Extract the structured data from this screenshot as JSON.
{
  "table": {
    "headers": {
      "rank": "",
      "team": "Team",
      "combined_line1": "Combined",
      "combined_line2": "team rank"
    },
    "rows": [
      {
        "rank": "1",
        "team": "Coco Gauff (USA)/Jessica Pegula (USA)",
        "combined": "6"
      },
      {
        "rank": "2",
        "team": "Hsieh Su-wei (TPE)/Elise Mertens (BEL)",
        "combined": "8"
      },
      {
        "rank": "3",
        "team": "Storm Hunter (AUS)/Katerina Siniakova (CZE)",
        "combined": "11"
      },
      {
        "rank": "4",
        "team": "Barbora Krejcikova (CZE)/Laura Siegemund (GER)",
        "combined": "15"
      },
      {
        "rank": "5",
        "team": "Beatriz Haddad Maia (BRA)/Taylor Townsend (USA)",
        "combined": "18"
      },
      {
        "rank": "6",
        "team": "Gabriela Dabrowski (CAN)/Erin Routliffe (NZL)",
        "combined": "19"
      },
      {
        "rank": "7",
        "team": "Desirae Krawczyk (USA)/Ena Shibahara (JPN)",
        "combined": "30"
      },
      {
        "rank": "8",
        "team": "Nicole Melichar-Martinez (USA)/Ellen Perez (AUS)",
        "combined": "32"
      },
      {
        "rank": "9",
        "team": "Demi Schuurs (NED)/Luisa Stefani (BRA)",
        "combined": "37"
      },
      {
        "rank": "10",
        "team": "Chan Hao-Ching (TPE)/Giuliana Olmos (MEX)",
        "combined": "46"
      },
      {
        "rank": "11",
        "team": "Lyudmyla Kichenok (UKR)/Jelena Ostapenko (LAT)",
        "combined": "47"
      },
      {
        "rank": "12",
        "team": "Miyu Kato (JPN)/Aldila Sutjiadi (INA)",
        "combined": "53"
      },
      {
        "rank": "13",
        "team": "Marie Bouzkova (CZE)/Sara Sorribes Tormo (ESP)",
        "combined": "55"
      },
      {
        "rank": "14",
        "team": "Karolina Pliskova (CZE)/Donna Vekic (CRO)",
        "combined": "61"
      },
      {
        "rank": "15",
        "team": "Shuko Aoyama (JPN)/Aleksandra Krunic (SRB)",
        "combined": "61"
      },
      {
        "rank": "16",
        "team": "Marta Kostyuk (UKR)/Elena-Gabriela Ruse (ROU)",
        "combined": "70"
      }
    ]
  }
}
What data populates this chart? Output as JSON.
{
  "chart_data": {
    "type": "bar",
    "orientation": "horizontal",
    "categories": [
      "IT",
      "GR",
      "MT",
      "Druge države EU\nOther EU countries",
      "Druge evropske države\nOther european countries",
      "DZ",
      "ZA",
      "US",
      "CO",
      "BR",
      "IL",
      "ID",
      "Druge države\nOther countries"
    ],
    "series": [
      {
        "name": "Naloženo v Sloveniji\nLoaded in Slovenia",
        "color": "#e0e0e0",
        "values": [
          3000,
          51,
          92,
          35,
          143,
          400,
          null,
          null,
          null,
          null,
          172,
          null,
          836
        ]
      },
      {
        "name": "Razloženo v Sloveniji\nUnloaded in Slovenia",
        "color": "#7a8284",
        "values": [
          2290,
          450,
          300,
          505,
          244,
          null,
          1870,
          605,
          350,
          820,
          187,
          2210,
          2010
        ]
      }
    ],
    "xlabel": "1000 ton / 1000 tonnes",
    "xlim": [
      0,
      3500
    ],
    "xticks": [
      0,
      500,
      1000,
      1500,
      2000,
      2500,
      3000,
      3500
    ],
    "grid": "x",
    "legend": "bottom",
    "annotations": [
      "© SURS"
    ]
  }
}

◆ ◆ ◆

■ **Given request**:
Extract the complete listing verbatim.

■ **Answer to the problem**:
Extract the structured data from this screenshot as JSON.
{
  "table": {
    "headers": {
      "rank": "",
      "team": "Team",
      "combined_line1": "Combined",
      "combined_line2": "team rank"
    },
    "rows": [
      {
        "rank": "1",
        "team": "Coco Gauff (USA)/Jessica Pegula (USA)",
        "combined": "6"
      },
      {
        "rank": "2",
        "team": "Hsieh Su-wei (TPE)/Elise Mertens (BEL)",
        "combined": "8"
      },
      {
        "rank": "3",
        "team": "Storm Hunter (AUS)/Katerina Siniakova (CZE)",
        "combined": "11"
      },
      {
        "rank": "4",
        "team": "Barbora Krejcikova (CZE)/Laura Siegemund (GER)",
        "combined": "15"
      },
      {
        "rank": "5",
        "team": "Beatriz Haddad Maia (BRA)/Taylor Townsend (USA)",
        "combined": "18"
      },
      {
        "rank": "6",
        "team": "Gabriela Dabrowski (CAN)/Erin Routliffe (NZL)",
        "combined": "19"
      },
      {
        "rank": "7",
        "team": "Desirae Krawczyk (USA)/Ena Shibahara (JPN)",
        "combined": "30"
      },
      {
        "rank": "8",
        "team": "Nicole Melichar-Martinez (USA)/Ellen Perez (AUS)",
        "combined": "32"
      },
      {
        "rank": "9",
        "team": "Demi Schuurs (NED)/Luisa Stefani (BRA)",
        "combined": "37"
      },
      {
        "rank": "10",
        "team": "Chan Hao-Ching (TPE)/Giuliana Olmos (MEX)",
        "combined": "46"
      },
      {
        "rank": "11",
        "team": "Lyudmyla Kichenok (UKR)/Jelena Ostapenko (LAT)",
        "combined": "47"
      },
      {
        "rank": "12",
        "team": "Miyu Kato (JPN)/Aldila Sutjiadi (INA)",
        "combined": "53"
      },
      {
        "rank": "13",
        "team": "Marie Bouzkova (CZE)/Sara Sorribes Tormo (ESP)",
        "combined": "55"
      },
      {
        "rank": "14",
        "team": "Karolina Pliskova (CZE)/Donna Vekic (CRO)",
        "combined": "61"
      },
      {
        "rank": "15",
        "team": "Shuko Aoyama (JPN)/Aleksandra Krunic (SRB)",
        "combined": "61"
      },
      {
        "rank": "16",
        "team": "Marta Kostyuk (UKR)/Elena-Gabriela Ruse (ROU)",
        "combined": "70"
      }
    ]
  }
}
What data populates this chart? Output as JSON.
{
  "chart_data": {
    "type": "bar",
    "orientation": "horizontal",
    "categories": [
      "IT",
      "GR",
      "MT",
      "Druge države EU\nOther EU countries",
      "Druge evropske države\nOther european countries",
      "DZ",
      "ZA",
      "US",
      "CO",
      "BR",
      "IL",
      "ID",
      "Druge države\nOther countries"
    ],
    "series": [
      {
        "name": "Naloženo v Sloveniji\nLoaded in Slovenia",
        "color": "#e0e0e0",
        "values": [
          3000,
          51,
          92,
          35,
          143,
          400,
          null,
          null,
          null,
          null,
          172,
          null,
          836
        ]
      },
      {
        "name": "Razloženo v Sloveniji\nUnloaded in Slovenia",
        "color": "#7a8284",
        "values": [
          2290,
          450,
          300,
          505,
          244,
          null,
          1870,
          605,
          350,
          820,
          187,
          2210,
          2010
        ]
      }
    ],
    "xlabel": "1000 ton / 1000 tonnes",
    "xlim": [
      0,
      3500
    ],
    "xticks": [
      0,
      500,
      1000,
      1500,
      2000,
      2500,
      3000,
      3500
    ],
    "grid": "x",
    "legend": "bottom",
    "annotations": [
      "© SURS"
    ]
  }
}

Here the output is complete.